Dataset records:
..........

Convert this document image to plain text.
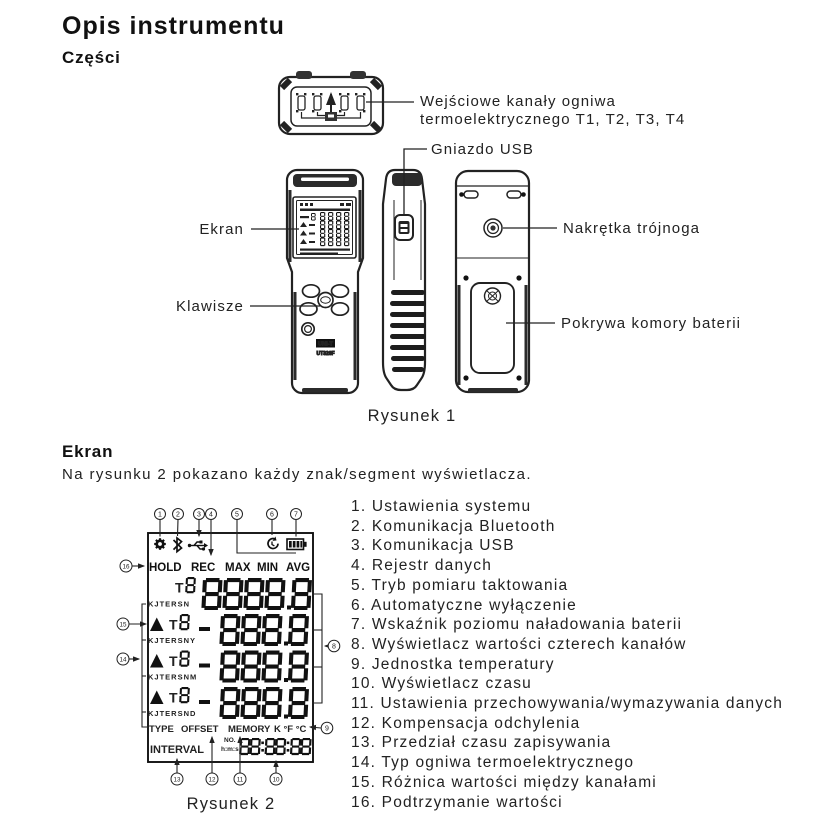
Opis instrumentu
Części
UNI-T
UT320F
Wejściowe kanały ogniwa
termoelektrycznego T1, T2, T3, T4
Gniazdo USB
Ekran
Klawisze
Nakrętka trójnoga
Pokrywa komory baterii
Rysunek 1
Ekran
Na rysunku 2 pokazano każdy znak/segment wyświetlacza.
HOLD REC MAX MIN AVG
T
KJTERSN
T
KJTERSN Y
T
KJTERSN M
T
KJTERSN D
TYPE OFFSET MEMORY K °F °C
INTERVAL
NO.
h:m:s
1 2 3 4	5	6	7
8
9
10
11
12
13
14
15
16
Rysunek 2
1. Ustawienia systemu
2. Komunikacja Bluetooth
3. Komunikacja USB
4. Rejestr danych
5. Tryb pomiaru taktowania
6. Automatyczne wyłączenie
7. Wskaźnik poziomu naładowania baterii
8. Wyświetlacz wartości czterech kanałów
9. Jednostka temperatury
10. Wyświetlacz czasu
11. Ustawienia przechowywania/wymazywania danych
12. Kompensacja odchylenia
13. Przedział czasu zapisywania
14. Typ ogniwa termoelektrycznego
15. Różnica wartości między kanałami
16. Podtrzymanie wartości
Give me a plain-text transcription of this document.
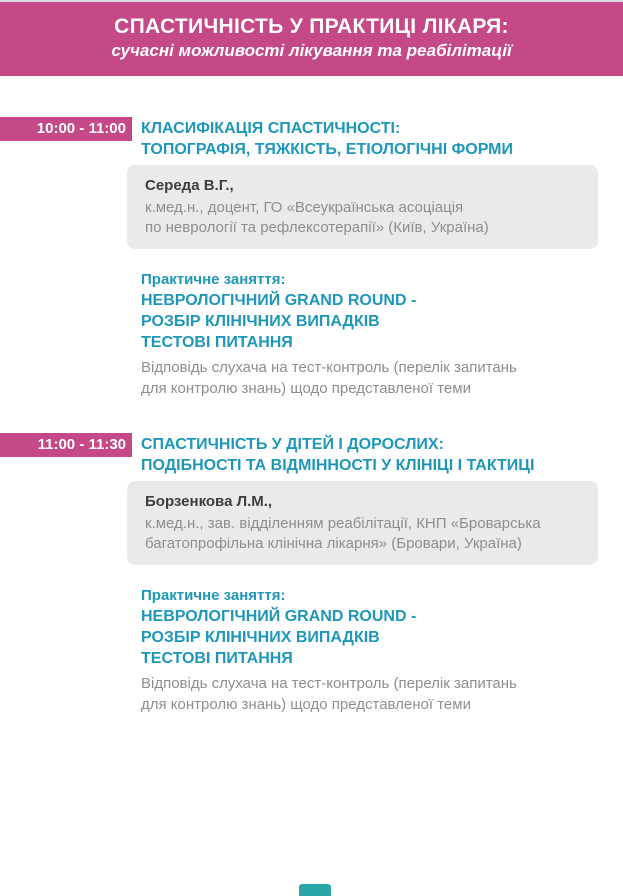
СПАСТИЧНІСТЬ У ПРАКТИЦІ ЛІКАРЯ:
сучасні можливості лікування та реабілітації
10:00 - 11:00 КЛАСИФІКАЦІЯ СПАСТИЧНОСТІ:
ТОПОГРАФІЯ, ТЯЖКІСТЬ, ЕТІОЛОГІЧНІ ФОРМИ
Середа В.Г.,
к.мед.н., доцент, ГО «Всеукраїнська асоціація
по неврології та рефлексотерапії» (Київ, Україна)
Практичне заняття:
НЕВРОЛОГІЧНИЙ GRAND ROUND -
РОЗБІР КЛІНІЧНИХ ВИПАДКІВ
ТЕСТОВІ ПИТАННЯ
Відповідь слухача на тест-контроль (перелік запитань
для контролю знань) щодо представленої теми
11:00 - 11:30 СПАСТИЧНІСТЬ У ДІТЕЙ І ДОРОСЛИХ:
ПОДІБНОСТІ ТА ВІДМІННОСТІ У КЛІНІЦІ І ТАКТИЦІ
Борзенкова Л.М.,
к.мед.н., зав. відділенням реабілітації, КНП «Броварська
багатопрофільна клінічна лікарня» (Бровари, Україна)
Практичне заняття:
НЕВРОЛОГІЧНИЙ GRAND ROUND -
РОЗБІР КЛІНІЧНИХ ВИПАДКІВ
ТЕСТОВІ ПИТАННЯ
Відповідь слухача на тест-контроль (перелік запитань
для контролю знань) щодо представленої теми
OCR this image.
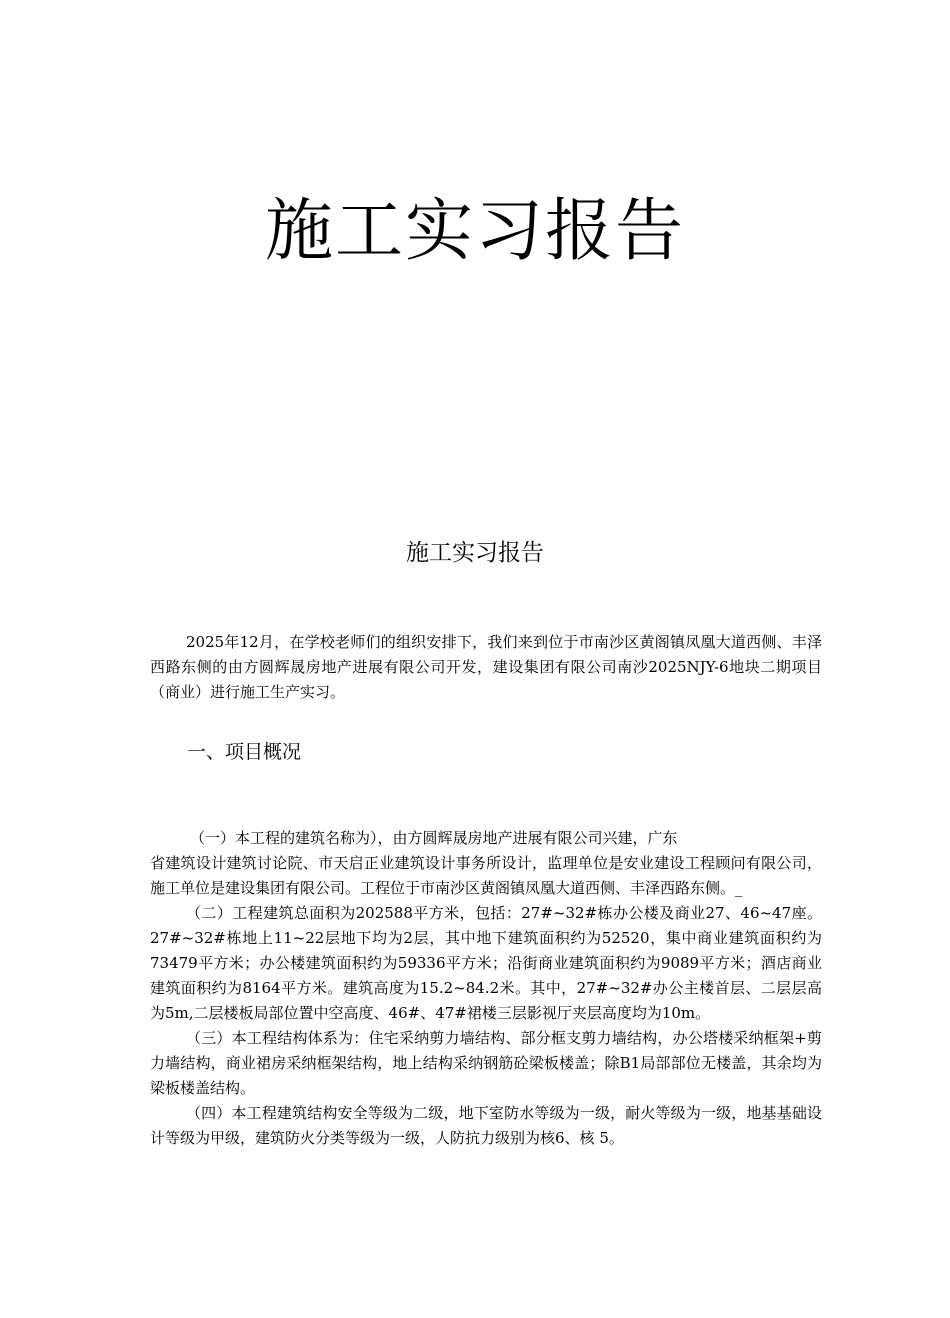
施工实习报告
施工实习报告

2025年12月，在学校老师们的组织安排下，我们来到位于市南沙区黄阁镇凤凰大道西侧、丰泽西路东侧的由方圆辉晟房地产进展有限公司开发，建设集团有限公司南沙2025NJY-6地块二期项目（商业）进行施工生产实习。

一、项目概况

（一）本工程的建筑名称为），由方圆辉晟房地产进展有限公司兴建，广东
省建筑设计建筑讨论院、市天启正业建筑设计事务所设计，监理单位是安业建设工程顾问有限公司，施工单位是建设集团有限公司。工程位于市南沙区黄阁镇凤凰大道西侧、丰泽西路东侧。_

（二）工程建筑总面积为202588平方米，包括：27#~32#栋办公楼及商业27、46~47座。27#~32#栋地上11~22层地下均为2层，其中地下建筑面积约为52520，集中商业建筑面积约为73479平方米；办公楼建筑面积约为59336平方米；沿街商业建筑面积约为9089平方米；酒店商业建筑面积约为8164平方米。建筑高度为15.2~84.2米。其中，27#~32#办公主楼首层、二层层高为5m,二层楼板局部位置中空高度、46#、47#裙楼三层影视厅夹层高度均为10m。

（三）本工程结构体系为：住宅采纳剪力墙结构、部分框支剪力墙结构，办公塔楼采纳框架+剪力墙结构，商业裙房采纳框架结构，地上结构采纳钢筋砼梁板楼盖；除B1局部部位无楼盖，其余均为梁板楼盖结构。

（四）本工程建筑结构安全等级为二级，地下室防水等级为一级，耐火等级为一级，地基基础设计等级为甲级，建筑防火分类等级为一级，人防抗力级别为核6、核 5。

..........

§ **Directions for this task**:
Make an exact copy of the records above, with the pictures left out.

§ **Task answer**:
Convert this document image to plain text.
Opis instrumentu
Części
UNI-T
UT320F
Wejściowe kanały ogniwa
termoelektrycznego T1, T2, T3, T4
Gniazdo USB
Ekran
Klawisze
Nakrętka trójnoga
Pokrywa komory baterii
Rysunek 1
Ekran
Na rysunku 2 pokazano każdy znak/segment wyświetlacza.
HOLD REC MAX MIN AVG
T
KJTERSN
T
KJTERSN Y
T
KJTERSN M
T
KJTERSN D
TYPE OFFSET MEMORY K °F °C
INTERVAL
NO.
h:m:s
1 2 3 4	5	6	7
8
9
10
11
12
13
14
15
16
Rysunek 2
1. Ustawienia systemu
2. Komunikacja Bluetooth
3. Komunikacja USB
4. Rejestr danych
5. Tryb pomiaru taktowania
6. Automatyczne wyłączenie
7. Wskaźnik poziomu naładowania baterii
8. Wyświetlacz wartości czterech kanałów
9. Jednostka temperatury
10. Wyświetlacz czasu
11. Ustawienia przechowywania/wymazywania danych
12. Kompensacja odchylenia
13. Przedział czasu zapisywania
14. Typ ogniwa termoelektrycznego
15. Różnica wartości między kanałami
16. Podtrzymanie wartości
Give me a plain-text transcription of this document.
СПАСТИЧНІСТЬ У ПРАКТИЦІ ЛІКАРЯ:
сучасні можливості лікування та реабілітації
10:00 - 11:00 КЛАСИФІКАЦІЯ СПАСТИЧНОСТІ:
ТОПОГРАФІЯ, ТЯЖКІСТЬ, ЕТІОЛОГІЧНІ ФОРМИ
Середа В.Г.,
к.мед.н., доцент, ГО «Всеукраїнська асоціація
по неврології та рефлексотерапії» (Київ, Україна)
Практичне заняття:
НЕВРОЛОГІЧНИЙ GRAND ROUND -
РОЗБІР КЛІНІЧНИХ ВИПАДКІВ
ТЕСТОВІ ПИТАННЯ
Відповідь слухача на тест-контроль (перелік запитань
для контролю знань) щодо представленої теми
11:00 - 11:30 СПАСТИЧНІСТЬ У ДІТЕЙ І ДОРОСЛИХ:
ПОДІБНОСТІ ТА ВІДМІННОСТІ У КЛІНІЦІ І ТАКТИЦІ
Борзенкова Л.М.,
к.мед.н., зав. відділенням реабілітації, КНП «Броварська
багатопрофільна клінічна лікарня» (Бровари, Україна)
Практичне заняття:
НЕВРОЛОГІЧНИЙ GRAND ROUND -
РОЗБІР КЛІНІЧНИХ ВИПАДКІВ
ТЕСТОВІ ПИТАННЯ
Відповідь слухача на тест-контроль (перелік запитань
для контролю знань) щодо представленої теми
OCR this image.
施工实习报告
施工实习报告

2025年12月，在学校老师们的组织安排下，我们来到位于市南沙区黄阁镇凤凰大道西侧、丰泽西路东侧的由方圆辉晟房地产进展有限公司开发，建设集团有限公司南沙2025NJY-6地块二期项目（商业）进行施工生产实习。

一、项目概况

（一）本工程的建筑名称为），由方圆辉晟房地产进展有限公司兴建，广东
省建筑设计建筑讨论院、市天启正业建筑设计事务所设计，监理单位是安业建设工程顾问有限公司，施工单位是建设集团有限公司。工程位于市南沙区黄阁镇凤凰大道西侧、丰泽西路东侧。_

（二）工程建筑总面积为202588平方米，包括：27#~32#栋办公楼及商业27、46~47座。27#~32#栋地上11~22层地下均为2层，其中地下建筑面积约为52520，集中商业建筑面积约为73479平方米；办公楼建筑面积约为59336平方米；沿街商业建筑面积约为9089平方米；酒店商业建筑面积约为8164平方米。建筑高度为15.2~84.2米。其中，27#~32#办公主楼首层、二层层高为5m,二层楼板局部位置中空高度、46#、47#裙楼三层影视厅夹层高度均为10m。

（三）本工程结构体系为：住宅采纳剪力墙结构、部分框支剪力墙结构，办公塔楼采纳框架+剪力墙结构，商业裙房采纳框架结构，地上结构采纳钢筋砼梁板楼盖；除B1局部部位无楼盖，其余均为梁板楼盖结构。

（四）本工程建筑结构安全等级为二级，地下室防水等级为一级，耐火等级为一级，地基基础设计等级为甲级，建筑防火分类等级为一级，人防抗力级别为核6、核 5。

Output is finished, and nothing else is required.